# KUTIPAN BACAAN:
Hadist ini dikeluarkan oleh Imam al-Khathib al-Bagdadi رحمه الله dalam “Tarikh Bagdad” (4/165) dan dari jalurnya oleh Imam Ibnul Jauzi dalam kitab “al-Waahiyaat” (no. 452) dari jalur Sulaiman bin ‘Amr Abu Dawud an-Nakha’i, dari Aban bin Abi Ayyasy dan Humaid ath-Thawil, dari Anas bin Malik, dari Rasulullah ﷺ.

Hadits ini adalah hadits palsu, dalam sanadnya ada rawi yang bernama Sulaiman bin ‘Amr Abu Dawud an-Nakha’i, dia adalah seorang pendusta dan pemalsu hadits. Imam Ahmad رحمه الله berkata tentangnya: “Dia selalu memalsukan hadits”. Imam Yahya bin Ma’in رحمه الله berkata: “Dia adalah orang yang paling pendusta”. Imam al-Bukhari رحمه الله berkata: “Dia ditinggalkan (riwayat haditsnya karena kelemahannya yang fatal), Imam Qutaibah dan Ishaq menilainya sebagai pendusta”[1].

Imam Ibnul Jauzi رحمه الله menghukumi hadits ini sebagai hadits palsu, beliau berkata: “Hadits ini hanya diriwayatkan oleh (Abu Dawud) an-Nakha’i, (Imam) Ahmad bin Hambal رحمه الله berkata (tentangnya): Dia selalu memalsukan hadits”.

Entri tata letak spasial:
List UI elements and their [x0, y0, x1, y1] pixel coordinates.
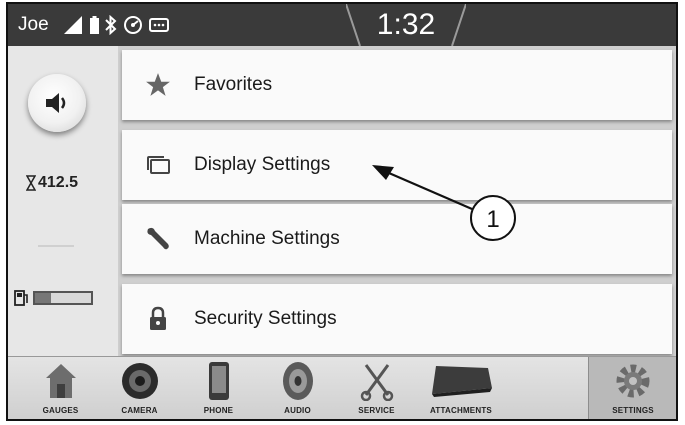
callout-number: 1: [486, 206, 499, 233]
callout-arrow-line: [381, 168, 473, 211]
callout-annotation: 1: [372, 165, 516, 241]
callout-arrowhead: [372, 165, 394, 180]
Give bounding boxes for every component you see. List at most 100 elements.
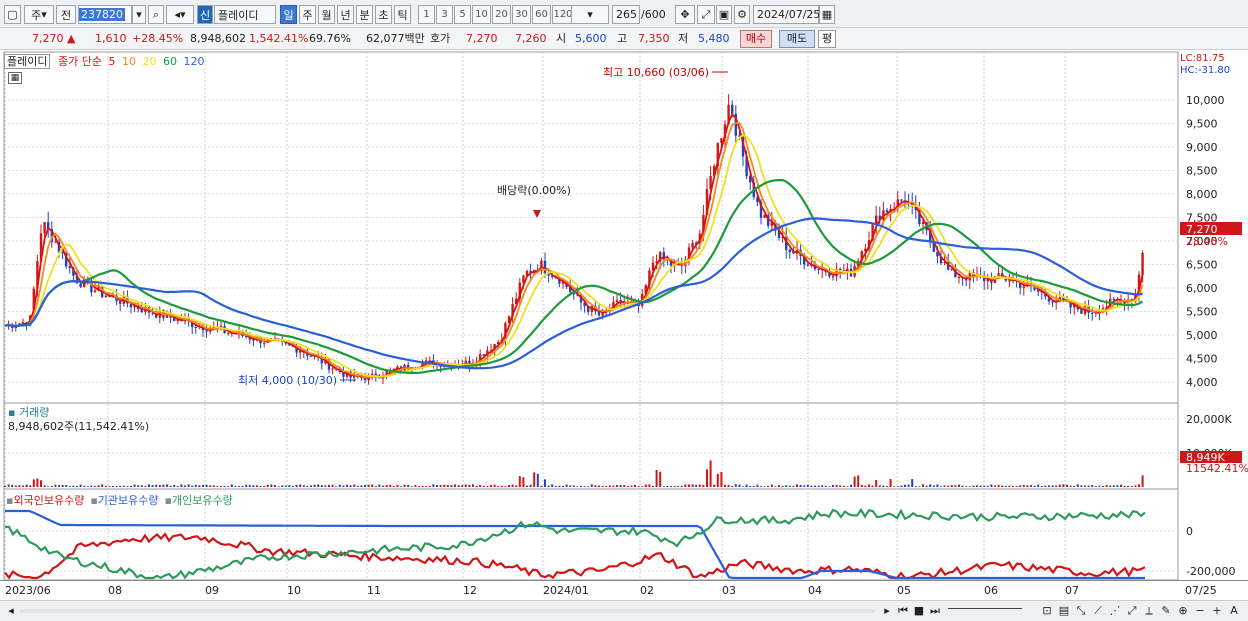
volume-bar — [770, 484, 773, 487]
gear-icon[interactable]: ⚙ — [734, 5, 750, 24]
fibo-icon[interactable]: ⋰ — [1108, 604, 1122, 618]
arrow-tool-icon[interactable]: ⤢ — [1125, 604, 1139, 618]
window-icon[interactable]: ▢ — [4, 5, 21, 24]
number-button-30[interactable]: 30 — [512, 5, 531, 24]
fast-forward-icon[interactable]: ⏭ — [928, 604, 942, 618]
table-toggle-icon[interactable]: ▦ — [8, 72, 22, 84]
calendar-icon[interactable]: ▦ — [819, 5, 835, 24]
plus-icon[interactable]: + — [1210, 604, 1224, 618]
volume-bar — [785, 485, 788, 487]
save-icon[interactable]: ▣ — [716, 5, 732, 24]
quote-bar: 7,270 ▲ 1,610 +28.45% 8,948,602 1,542.41… — [0, 28, 1248, 50]
crosshair-icon[interactable]: ✥ — [675, 5, 695, 24]
volume-bar — [994, 485, 996, 487]
volume-bar — [788, 485, 791, 487]
buy-button[interactable]: 매수 — [740, 30, 772, 48]
scroll-left-icon[interactable]: ◂ — [4, 604, 18, 618]
number-button-1[interactable]: 1 — [418, 5, 435, 24]
zoom-reset-icon[interactable]: ⊡ — [1040, 604, 1054, 618]
code-dropdown-icon[interactable]: ▾ — [132, 5, 146, 24]
volume-bar — [817, 485, 820, 487]
volume-bar — [749, 485, 752, 487]
trendline-icon[interactable]: ⟋ — [1091, 604, 1105, 618]
tool-icon[interactable]: ⤢ — [697, 5, 715, 24]
volume-bar — [940, 486, 942, 487]
ma-period-10[interactable]: 10 — [118, 55, 136, 68]
interval-0[interactable]: 일 — [280, 5, 297, 24]
candle-body — [543, 260, 547, 274]
volume-tick-label: 20,000K — [1186, 413, 1232, 426]
volume-bar — [378, 484, 381, 487]
interval-3[interactable]: 년 — [337, 5, 354, 24]
volume-bar — [1109, 485, 1112, 487]
volume-bar — [302, 485, 305, 487]
scroll-right-icon[interactable]: ▸ — [880, 604, 894, 618]
candle-body — [263, 342, 266, 344]
price-tick-label: 4,500 — [1186, 353, 1218, 366]
prev-button[interactable]: 전 — [56, 5, 76, 24]
zoom-slider[interactable] — [948, 608, 1022, 614]
search-icon[interactable]: ⌕ — [148, 5, 164, 24]
holders-legend-item-2[interactable]: ▪개인보유수량 — [165, 494, 233, 507]
count-input[interactable]: 265 — [612, 5, 640, 24]
volume-bar — [526, 485, 528, 487]
zoom-in-icon[interactable]: ⊕ — [1176, 604, 1190, 618]
holders-legend-item-0[interactable]: ▪외국인보유수량 — [6, 494, 84, 507]
volume-bar — [900, 485, 903, 487]
ma-period-5[interactable]: 5 — [108, 55, 115, 68]
number-button-20[interactable]: 20 — [492, 5, 511, 24]
volume-bar — [191, 485, 194, 487]
volume-bar — [1112, 485, 1115, 487]
volume-bar — [936, 484, 939, 487]
rewind-icon[interactable]: ⏮ — [896, 604, 910, 618]
volume-bar — [1044, 485, 1047, 487]
ma-period-60[interactable]: 60 — [159, 55, 177, 68]
candle-body — [817, 269, 820, 271]
candle-body — [194, 326, 197, 328]
number-button-60[interactable]: 60 — [532, 5, 551, 24]
volume-bar — [630, 485, 633, 487]
sell-button[interactable]: 매도 — [779, 30, 815, 48]
number-button-10[interactable]: 10 — [472, 5, 491, 24]
panel-icon[interactable]: ▤ — [1057, 604, 1071, 618]
volume-bar — [1080, 485, 1083, 487]
scrollbar-track[interactable] — [20, 609, 875, 613]
stop-icon[interactable]: ■ — [912, 604, 926, 618]
settings-tool-icon[interactable]: ✎ — [1159, 604, 1173, 618]
volume-bar — [1055, 485, 1058, 487]
volume-bar — [18, 485, 21, 487]
cursor-icon[interactable]: ⤡ — [1074, 604, 1088, 618]
candle-body — [1091, 312, 1094, 314]
shape-tool-icon[interactable]: ⟂ — [1142, 604, 1156, 618]
number-button-3[interactable]: 3 — [436, 5, 453, 24]
volume-bar — [439, 485, 442, 487]
price-tick-label: 6,500 — [1186, 259, 1218, 272]
date-input[interactable]: 2024/07/25 — [753, 5, 820, 24]
ma-period-20[interactable]: 20 — [139, 55, 156, 68]
interval-1[interactable]: 주 — [299, 5, 316, 24]
volume-bar — [997, 484, 1000, 487]
holders-legend-item-1[interactable]: ▪기관보유수량 — [90, 494, 158, 507]
blank-select[interactable]: ▾ — [571, 5, 609, 24]
interval-2[interactable]: 월 — [318, 5, 335, 24]
volume-bar — [547, 485, 550, 487]
speaker-icon[interactable]: ◂▾ — [166, 5, 194, 24]
volume-bar — [288, 485, 291, 487]
number-button-5[interactable]: 5 — [454, 5, 471, 24]
stock-code-input[interactable]: 237820 — [78, 5, 132, 24]
period-select[interactable]: 주 ▾ — [24, 5, 54, 24]
volume-bar — [1048, 485, 1050, 487]
volume-bar — [544, 479, 546, 487]
stock-name[interactable]: 플레이디 — [214, 5, 276, 24]
candle-body — [371, 373, 374, 376]
ma-period-120[interactable]: 120 — [180, 55, 204, 68]
zoom-out-icon[interactable]: − — [1193, 604, 1207, 618]
interval-6[interactable]: 틱 — [394, 5, 411, 24]
volume-bar — [79, 484, 82, 487]
average-button[interactable]: 평 — [818, 30, 836, 48]
interval-5[interactable]: 초 — [375, 5, 392, 24]
font-size-icon[interactable]: A — [1227, 604, 1241, 618]
volume-bar — [1015, 486, 1018, 487]
interval-4[interactable]: 분 — [356, 5, 373, 24]
volume-bar — [662, 486, 665, 487]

# DAFTAR TUGAS:
A - Tuliskan kembali bagian kutipan tentang hadits palsu antara "Hadist ini dikeluarkan" dan "dari Rasulullah ﷺ.", termasuk kedua ujungnya, dengan menukar "Anas bin Malik" menjadi "Abu Hurairah".
B - Tuliskan ulang baris-baris listing mulai dari baris pertama listing sampai baris yang memuat "Give bounding boxes", termasuk baris itu, tanpa menyertakan gambarnya.
Kutipan dan listing ini diambil dari sumber yang berbeda.

# KUNCI JAWABAN:
A -
Hadist ini dikeluarkan oleh Imam al-Khathib al-Bagdadi رحمه الله dalam “Tarikh Bagdad” (4/165) dan dari jalurnya oleh Imam Ibnul Jauzi dalam kitab “al-Waahiyaat” (no. 452) dari jalur Sulaiman bin ‘Amr Abu Dawud an-Nakha’i, dari Aban bin Abi Ayyasy dan Humaid ath-Thawil, dari Abu Hurairah, dari Rasulullah ﷺ.

B -
List UI elements and their [x0, y0, x1, y1] pixel coordinates.
callout-number: 1: [486, 206, 499, 233]
callout-arrow-line: [381, 168, 473, 211]
callout-annotation: 1: [372, 165, 516, 241]
callout-arrowhead: [372, 165, 394, 180]
Give bounding boxes for every component you see. List at most 100 elements.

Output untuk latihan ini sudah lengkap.